Collection entries:
-----

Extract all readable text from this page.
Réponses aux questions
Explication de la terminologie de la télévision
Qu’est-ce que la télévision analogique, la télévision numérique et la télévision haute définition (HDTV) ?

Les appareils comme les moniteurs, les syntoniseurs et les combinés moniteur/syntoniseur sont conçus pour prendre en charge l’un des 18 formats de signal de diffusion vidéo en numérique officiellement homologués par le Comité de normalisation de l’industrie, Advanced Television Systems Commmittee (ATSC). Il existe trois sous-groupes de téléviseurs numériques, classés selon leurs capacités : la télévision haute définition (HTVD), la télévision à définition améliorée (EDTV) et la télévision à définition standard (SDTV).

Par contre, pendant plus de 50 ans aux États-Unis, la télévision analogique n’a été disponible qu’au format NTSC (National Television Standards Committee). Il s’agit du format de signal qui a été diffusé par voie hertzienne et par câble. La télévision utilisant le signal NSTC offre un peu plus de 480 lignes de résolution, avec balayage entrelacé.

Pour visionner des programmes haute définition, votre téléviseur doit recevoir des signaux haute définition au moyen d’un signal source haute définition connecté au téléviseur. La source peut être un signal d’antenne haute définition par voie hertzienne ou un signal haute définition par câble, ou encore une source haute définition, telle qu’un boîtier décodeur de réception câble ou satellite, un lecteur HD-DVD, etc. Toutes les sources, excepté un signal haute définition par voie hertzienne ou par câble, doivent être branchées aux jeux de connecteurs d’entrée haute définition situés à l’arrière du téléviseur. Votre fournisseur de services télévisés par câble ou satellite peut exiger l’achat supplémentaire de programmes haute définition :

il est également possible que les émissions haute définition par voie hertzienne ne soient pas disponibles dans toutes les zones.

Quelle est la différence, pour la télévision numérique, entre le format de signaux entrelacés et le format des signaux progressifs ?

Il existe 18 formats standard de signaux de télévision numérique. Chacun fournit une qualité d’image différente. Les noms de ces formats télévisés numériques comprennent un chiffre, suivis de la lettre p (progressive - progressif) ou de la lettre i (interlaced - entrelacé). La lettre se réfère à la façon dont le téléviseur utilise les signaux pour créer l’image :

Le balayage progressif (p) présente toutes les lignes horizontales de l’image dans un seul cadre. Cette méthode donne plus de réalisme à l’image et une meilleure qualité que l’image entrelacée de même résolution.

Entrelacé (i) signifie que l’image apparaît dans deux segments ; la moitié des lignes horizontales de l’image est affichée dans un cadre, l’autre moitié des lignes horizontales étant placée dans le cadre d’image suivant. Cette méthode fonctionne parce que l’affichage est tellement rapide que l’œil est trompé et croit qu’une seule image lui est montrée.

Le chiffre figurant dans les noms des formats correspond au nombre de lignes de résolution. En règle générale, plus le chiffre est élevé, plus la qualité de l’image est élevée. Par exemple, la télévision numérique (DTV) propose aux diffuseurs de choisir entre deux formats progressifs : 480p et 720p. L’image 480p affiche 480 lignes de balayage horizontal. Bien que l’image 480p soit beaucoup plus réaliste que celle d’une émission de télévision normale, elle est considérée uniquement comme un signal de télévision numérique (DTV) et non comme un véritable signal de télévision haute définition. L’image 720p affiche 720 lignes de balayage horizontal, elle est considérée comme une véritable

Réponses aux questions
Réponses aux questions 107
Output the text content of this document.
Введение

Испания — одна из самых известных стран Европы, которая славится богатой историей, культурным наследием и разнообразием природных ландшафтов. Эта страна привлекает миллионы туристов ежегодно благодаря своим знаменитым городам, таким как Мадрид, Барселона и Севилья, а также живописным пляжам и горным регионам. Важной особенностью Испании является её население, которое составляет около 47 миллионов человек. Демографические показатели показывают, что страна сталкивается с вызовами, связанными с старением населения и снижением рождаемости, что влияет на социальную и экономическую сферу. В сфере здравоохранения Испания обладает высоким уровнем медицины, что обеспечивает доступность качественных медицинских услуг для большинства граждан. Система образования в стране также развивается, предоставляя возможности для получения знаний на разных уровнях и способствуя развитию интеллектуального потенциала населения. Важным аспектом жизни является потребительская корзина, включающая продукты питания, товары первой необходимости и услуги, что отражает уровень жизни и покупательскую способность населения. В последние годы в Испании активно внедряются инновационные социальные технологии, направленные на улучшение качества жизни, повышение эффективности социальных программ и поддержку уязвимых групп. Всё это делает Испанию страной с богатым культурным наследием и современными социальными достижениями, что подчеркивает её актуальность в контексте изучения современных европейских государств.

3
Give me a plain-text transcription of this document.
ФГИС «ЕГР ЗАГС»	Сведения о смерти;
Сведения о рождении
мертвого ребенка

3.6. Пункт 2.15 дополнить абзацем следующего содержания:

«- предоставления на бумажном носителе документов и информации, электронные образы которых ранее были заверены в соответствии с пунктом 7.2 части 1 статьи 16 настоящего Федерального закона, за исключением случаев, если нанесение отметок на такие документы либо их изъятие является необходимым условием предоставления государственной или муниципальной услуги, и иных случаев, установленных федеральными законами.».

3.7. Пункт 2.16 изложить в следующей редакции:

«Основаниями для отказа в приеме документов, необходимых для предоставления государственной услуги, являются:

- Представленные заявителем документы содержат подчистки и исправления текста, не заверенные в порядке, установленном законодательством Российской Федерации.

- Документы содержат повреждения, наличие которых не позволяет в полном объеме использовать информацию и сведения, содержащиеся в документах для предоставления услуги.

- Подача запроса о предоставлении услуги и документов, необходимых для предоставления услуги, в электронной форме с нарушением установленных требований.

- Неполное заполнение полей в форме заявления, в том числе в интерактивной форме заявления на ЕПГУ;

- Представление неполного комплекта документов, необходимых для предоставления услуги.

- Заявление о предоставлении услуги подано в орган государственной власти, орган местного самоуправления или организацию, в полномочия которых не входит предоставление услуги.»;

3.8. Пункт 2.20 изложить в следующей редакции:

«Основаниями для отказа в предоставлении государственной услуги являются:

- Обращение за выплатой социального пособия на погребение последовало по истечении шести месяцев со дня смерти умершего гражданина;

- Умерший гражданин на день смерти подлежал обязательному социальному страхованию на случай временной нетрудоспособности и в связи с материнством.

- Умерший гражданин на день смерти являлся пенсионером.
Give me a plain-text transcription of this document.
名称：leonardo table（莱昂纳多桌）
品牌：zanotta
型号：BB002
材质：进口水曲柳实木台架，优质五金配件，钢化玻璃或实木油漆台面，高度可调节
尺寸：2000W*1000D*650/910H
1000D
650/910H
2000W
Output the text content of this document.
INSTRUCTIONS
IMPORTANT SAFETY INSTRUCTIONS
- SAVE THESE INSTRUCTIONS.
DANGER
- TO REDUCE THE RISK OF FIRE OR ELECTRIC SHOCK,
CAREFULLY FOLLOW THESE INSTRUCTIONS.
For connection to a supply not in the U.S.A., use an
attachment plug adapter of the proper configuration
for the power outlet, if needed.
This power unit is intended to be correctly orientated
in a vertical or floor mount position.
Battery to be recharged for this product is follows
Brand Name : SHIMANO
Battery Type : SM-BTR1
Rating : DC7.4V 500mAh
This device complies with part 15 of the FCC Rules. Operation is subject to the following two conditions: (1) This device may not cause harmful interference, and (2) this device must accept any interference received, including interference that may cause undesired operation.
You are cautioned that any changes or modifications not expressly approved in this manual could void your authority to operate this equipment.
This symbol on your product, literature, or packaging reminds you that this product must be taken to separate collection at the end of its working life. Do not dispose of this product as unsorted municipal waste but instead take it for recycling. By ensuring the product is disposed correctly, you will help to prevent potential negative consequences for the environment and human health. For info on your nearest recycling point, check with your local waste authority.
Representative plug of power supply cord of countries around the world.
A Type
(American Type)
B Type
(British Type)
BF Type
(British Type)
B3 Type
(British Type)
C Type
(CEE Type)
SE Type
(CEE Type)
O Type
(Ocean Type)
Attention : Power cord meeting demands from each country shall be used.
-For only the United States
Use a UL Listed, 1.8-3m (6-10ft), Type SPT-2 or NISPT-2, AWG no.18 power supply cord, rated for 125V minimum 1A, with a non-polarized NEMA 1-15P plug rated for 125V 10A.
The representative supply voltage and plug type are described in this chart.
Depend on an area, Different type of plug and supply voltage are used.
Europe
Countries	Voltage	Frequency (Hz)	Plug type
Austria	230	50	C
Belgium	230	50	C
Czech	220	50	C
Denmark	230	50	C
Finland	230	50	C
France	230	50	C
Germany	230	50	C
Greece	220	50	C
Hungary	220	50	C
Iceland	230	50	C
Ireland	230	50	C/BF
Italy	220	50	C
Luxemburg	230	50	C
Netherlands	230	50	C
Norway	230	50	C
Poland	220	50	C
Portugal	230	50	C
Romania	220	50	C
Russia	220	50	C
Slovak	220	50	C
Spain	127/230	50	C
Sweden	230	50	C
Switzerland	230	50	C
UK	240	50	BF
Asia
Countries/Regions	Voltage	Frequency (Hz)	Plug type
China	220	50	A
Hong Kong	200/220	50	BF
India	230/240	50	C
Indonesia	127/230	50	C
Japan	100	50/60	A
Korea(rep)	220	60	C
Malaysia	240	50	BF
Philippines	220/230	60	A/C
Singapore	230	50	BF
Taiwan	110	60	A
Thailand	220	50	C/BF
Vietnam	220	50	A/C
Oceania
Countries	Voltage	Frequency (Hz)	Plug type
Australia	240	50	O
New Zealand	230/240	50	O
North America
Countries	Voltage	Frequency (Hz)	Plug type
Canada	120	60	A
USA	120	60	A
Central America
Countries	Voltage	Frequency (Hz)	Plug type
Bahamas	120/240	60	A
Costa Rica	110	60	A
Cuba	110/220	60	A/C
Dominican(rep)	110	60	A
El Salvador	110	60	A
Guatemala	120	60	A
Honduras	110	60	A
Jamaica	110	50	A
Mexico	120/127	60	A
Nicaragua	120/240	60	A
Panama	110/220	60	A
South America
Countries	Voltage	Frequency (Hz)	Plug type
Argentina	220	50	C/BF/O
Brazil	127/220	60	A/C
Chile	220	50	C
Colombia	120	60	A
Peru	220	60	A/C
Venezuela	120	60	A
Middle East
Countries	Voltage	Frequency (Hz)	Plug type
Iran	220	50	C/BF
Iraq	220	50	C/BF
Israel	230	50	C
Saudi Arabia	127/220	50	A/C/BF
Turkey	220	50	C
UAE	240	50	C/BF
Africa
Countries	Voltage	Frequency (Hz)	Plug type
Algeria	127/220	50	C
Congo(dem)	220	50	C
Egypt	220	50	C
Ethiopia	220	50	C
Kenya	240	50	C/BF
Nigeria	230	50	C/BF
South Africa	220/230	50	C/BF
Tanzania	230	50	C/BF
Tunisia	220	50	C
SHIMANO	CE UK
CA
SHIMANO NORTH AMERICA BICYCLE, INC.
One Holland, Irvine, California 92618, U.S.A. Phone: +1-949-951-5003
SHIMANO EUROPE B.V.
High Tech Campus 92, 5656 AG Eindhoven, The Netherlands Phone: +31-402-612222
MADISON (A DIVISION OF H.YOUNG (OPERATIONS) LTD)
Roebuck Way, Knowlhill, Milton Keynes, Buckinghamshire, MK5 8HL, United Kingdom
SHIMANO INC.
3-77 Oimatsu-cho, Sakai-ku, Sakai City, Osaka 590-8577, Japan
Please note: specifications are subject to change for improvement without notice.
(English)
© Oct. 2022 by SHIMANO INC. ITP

-----

> **Problem to solve**:
Go through the records above, find every line with the word "Cette", and list those lines.

> **Finished exercise**:
Le balayage progressif (p) présente toutes les lignes horizontales de l’image dans un seul cadre. Cette méthode donne plus de réalisme à l’image et une meilleure qualité que l’image entrelacée de même résolution.
Entrelacé (i) signifie que l’image apparaît dans deux segments ; la moitié des lignes horizontales de l’image est affichée dans un cadre, l’autre moitié des lignes horizontales étant placée dans le cadre d’image suivant. Cette méthode fonctionne parce que l’affichage est tellement rapide que l’œil est trompé et croit qu’une seule image lui est montrée.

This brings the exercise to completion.